**JOB**. Print the whole listing exactly.

**DATA FOR THIS EXERCISE**.
▼
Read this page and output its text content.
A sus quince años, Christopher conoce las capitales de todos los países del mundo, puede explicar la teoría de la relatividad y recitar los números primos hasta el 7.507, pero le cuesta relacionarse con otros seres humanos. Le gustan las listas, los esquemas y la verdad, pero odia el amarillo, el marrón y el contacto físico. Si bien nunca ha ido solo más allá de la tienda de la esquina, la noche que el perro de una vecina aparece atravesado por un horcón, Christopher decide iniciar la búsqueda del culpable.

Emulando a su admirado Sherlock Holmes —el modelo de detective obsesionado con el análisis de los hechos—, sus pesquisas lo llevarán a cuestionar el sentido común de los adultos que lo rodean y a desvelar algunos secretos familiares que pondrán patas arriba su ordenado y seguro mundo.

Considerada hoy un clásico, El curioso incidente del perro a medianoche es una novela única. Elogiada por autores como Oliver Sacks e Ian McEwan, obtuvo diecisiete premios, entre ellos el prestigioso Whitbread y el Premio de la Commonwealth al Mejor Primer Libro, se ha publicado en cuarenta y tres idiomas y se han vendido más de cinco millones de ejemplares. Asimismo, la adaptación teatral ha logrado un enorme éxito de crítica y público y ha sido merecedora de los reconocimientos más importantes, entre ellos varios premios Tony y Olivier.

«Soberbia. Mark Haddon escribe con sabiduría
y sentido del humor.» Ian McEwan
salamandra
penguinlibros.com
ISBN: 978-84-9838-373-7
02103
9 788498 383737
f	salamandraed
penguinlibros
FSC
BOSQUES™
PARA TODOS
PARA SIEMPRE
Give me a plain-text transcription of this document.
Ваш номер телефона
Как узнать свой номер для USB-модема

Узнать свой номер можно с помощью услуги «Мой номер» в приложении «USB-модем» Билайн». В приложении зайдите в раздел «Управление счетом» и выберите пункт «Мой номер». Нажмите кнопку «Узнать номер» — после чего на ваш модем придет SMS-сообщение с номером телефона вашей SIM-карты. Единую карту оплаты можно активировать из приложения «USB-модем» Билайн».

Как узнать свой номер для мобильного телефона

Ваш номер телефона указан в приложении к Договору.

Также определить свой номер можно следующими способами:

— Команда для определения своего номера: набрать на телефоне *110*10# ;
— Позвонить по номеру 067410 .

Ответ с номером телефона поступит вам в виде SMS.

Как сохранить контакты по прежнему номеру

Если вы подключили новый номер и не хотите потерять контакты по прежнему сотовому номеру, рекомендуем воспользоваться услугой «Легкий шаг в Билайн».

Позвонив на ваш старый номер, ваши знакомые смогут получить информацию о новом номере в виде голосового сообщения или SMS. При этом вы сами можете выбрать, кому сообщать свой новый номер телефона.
▲
**CORRECT OUTPUT**.
Read this page and output its text content.
A sus quince años, Christopher conoce las capitales de todos los países del mundo, puede explicar la teoría de la relatividad y recitar los números primos hasta el 7.507, pero le cuesta relacionarse con otros seres humanos. Le gustan las listas, los esquemas y la verdad, pero odia el amarillo, el marrón y el contacto físico. Si bien nunca ha ido solo más allá de la tienda de la esquina, la noche que el perro de una vecina aparece atravesado por un horcón, Christopher decide iniciar la búsqueda del culpable.

Emulando a su admirado Sherlock Holmes —el modelo de detective obsesionado con el análisis de los hechos—, sus pesquisas lo llevarán a cuestionar el sentido común de los adultos que lo rodean y a desvelar algunos secretos familiares que pondrán patas arriba su ordenado y seguro mundo.

Considerada hoy un clásico, El curioso incidente del perro a medianoche es una novela única. Elogiada por autores como Oliver Sacks e Ian McEwan, obtuvo diecisiete premios, entre ellos el prestigioso Whitbread y el Premio de la Commonwealth al Mejor Primer Libro, se ha publicado en cuarenta y tres idiomas y se han vendido más de cinco millones de ejemplares. Asimismo, la adaptación teatral ha logrado un enorme éxito de crítica y público y ha sido merecedora de los reconocimientos más importantes, entre ellos varios premios Tony y Olivier.

«Soberbia. Mark Haddon escribe con sabiduría
y sentido del humor.» Ian McEwan
salamandra
penguinlibros.com
ISBN: 978-84-9838-373-7
02103
9 788498 383737
f	salamandraed
penguinlibros
FSC
BOSQUES™
PARA TODOS
PARA SIEMPRE
Give me a plain-text transcription of this document.
Ваш номер телефона
Как узнать свой номер для USB-модема

Узнать свой номер можно с помощью услуги «Мой номер» в приложении «USB-модем» Билайн». В приложении зайдите в раздел «Управление счетом» и выберите пункт «Мой номер». Нажмите кнопку «Узнать номер» — после чего на ваш модем придет SMS-сообщение с номером телефона вашей SIM-карты. Единую карту оплаты можно активировать из приложения «USB-модем» Билайн».

Как узнать свой номер для мобильного телефона

Ваш номер телефона указан в приложении к Договору.

Также определить свой номер можно следующими способами:

— Команда для определения своего номера: набрать на телефоне *110*10# ;
— Позвонить по номеру 067410 .

Ответ с номером телефона поступит вам в виде SMS.

Как сохранить контакты по прежнему номеру

Если вы подключили новый номер и не хотите потерять контакты по прежнему сотовому номеру, рекомендуем воспользоваться услугой «Легкий шаг в Билайн».

Позвонив на ваш старый номер, ваши знакомые смогут получить информацию о новом номере в виде голосового сообщения или SMS. При этом вы сами можете выбрать, кому сообщать свой новый номер телефона.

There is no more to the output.